== Source excerpt ==

§

Hm, this solution seems very cumbersome, inelegant and not like python's "batteries included" approach at all. This means that python will have native threads that behhave as expected minus true parallel execution, so you shouldn't use those, even though the interface is fairly simple. Instead, you should learn to use this weird contraption that is neither multiprocessing nor intuitive multithreading and comes with a cumbersome interface.
I get that the GIL is a very hard problem to solve, but this solution is so inelegant in my eyes that python would be better off without it. I'd feel better if this was a hidden implementation detail that coukd be improved transparently. Just my two cents.
>This means that python will have native threads that behhave as expected minus true parallel execution, so you shouldn't use those, even though the interface is fairly simple.
Python already has exactly that, and has had that for ages.
>Instead, you should learn to use this weird contraption that is neither multiprocessing nor intuitive multithreading and comes with a cumbersome interface.
It also comes with performance improvements over multiprocess, so there's that.
Besides the "cumbersome interface" is irrelevant, as it would be easy to wrap and forget about it, the same way nobody really uses urllib directly.
I completely disagree - Python threads are basically "green threads", so they have their place but aren't related to parallelisation. But true multiprocessing is ugly when you have hundreds of cores, which is where CPUs are going. There is no standard UI convention on most OSes to group those processes per app, in terms of signals or stats or whatever.
So besides the unproven possibility of removing the GIL, subinterpreters are the best way forward, better than threads or the multiprocessing package.
It's somewhat similar to the GIL removal effort in Ruby [1]
They are isolating the GIL into Guilds there, which are containers for language threads sharing the same GIL. They are providing two primitives for communication between threads in different guilds. Send, for immutable data (zero copy) and move, for mutable data (copy). They remove the need for the boiler plate code for marshalling and unmarshalling. However I bet that there will be some library to hide that code in Python too.
I proposed something similar for Python 9 years ago.[1] Guido didn't like it.
Objects would be either thread-local, shared and locked, or immutable.
Thread-local objects must be totally inaccessible from other threads, and not leakable across thread boundaries, for memory safety. (Python has "thread local" objects now, but it's just naming, and not airtight against leaks. You can assign a thread-local object to a global variable.) Shared and locked objects lock when you enter, unlock when you leave. Objects are thread-local by default, so single-thread programs work as before.

§

(Box coordinate listings)
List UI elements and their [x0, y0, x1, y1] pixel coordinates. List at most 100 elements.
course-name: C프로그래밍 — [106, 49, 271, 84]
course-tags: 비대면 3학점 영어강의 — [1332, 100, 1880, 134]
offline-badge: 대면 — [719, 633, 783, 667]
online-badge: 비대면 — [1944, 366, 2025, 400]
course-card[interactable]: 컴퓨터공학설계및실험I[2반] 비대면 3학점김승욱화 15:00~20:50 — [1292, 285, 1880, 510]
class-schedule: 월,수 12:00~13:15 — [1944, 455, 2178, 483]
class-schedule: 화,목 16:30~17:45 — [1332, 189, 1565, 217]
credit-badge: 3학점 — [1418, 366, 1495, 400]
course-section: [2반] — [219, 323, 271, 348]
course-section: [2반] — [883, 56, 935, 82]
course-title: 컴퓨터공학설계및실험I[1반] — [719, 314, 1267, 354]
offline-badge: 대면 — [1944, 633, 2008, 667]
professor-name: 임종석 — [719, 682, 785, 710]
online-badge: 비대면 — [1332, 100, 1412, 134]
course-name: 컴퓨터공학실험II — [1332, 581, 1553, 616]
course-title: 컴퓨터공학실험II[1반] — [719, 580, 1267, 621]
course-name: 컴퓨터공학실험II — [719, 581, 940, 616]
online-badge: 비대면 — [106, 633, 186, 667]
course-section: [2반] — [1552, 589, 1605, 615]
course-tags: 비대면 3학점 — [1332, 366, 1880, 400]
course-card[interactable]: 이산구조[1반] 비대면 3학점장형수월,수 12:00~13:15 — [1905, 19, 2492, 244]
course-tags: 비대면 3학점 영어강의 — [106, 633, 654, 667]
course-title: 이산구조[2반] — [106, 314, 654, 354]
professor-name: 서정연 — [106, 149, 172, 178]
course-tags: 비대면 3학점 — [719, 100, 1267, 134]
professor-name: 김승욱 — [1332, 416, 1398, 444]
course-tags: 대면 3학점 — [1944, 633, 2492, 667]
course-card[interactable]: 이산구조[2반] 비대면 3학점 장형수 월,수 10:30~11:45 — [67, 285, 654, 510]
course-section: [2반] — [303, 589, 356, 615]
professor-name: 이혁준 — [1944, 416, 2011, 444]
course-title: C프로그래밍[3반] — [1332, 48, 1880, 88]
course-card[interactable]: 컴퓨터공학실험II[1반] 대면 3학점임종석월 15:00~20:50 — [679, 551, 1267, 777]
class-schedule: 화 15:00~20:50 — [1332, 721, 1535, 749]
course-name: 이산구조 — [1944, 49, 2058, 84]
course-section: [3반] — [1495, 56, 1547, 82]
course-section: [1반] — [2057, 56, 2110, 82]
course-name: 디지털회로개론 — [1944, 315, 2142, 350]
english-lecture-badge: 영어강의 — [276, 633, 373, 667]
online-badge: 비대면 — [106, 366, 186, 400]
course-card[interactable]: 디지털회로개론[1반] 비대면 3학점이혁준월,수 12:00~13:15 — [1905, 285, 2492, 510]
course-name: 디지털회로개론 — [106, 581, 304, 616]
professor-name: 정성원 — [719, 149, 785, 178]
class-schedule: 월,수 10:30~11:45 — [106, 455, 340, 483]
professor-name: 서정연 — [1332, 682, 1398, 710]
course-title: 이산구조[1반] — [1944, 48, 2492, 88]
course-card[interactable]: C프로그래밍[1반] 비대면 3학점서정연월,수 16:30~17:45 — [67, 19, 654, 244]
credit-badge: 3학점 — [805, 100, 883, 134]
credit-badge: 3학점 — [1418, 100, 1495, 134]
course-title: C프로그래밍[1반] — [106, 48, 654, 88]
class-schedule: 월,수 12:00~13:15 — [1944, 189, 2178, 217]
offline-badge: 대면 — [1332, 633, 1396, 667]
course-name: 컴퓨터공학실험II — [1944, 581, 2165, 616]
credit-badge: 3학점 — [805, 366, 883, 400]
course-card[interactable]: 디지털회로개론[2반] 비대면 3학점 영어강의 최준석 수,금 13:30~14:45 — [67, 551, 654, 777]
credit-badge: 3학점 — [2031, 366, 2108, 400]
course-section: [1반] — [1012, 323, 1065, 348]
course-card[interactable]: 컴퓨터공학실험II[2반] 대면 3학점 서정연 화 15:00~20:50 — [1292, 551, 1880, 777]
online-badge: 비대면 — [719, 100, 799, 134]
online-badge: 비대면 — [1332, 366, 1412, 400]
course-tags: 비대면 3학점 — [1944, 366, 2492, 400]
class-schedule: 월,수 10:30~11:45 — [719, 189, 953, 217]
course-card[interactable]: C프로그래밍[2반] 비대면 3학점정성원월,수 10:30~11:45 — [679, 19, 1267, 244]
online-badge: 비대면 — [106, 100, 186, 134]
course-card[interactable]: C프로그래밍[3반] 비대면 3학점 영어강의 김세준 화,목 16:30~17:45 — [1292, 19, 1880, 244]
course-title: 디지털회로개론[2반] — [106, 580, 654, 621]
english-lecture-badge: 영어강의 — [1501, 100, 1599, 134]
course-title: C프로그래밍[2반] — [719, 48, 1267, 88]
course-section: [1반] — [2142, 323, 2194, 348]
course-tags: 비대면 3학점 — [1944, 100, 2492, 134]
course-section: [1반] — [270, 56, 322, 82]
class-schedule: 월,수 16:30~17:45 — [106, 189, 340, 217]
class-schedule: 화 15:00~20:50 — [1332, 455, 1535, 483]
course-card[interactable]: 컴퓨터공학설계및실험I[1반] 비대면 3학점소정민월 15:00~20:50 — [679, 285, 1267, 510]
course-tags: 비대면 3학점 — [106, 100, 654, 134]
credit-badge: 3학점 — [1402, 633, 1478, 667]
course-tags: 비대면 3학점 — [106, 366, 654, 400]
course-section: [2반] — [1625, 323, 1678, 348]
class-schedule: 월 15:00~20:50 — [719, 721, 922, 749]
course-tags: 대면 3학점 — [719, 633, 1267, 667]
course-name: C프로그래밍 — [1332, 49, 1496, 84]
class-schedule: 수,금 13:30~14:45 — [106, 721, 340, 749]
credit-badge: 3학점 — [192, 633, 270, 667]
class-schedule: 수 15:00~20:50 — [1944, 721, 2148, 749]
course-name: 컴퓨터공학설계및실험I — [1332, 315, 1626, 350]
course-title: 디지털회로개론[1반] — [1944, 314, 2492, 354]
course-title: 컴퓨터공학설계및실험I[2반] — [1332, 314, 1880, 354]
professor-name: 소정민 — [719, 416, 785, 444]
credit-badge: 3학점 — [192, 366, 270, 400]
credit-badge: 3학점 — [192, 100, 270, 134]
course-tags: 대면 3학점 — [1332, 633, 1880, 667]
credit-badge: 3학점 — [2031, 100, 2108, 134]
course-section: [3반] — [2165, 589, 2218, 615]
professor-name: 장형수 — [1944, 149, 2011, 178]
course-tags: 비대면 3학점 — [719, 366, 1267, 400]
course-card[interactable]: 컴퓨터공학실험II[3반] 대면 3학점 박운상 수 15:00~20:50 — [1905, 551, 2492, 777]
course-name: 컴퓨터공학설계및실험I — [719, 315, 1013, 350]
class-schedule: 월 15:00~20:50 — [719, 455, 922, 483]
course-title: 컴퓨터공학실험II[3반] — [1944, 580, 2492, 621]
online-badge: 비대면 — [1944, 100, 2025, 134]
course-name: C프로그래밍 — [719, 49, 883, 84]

§

== Task statement ==
Can you sum up the thread above in three sentences? The lines are separate material, unrelated to the thread.

== Solved problem ==
One commenter calls the proposed subinterpreter approach cumbersome and inelegant, saying Python would be better off without it and would ideally handle the GIL as a hidden implementation detail. Others reply that it outperforms multiprocessing, that its interface could easily be wrapped, and that, apart from the unproven possibility of removing the GIL, subinterpreters are the best way forward, since Python threads don't parallelize and true multiprocessing gets ugly with hundreds of cores. The discussion also compares the effort to Ruby's Guilds, which isolate the GIL into containers of threads, and recalls an earlier Python proposal, which Guido didn't like, for objects that are thread-local, shared and locked, or immutable.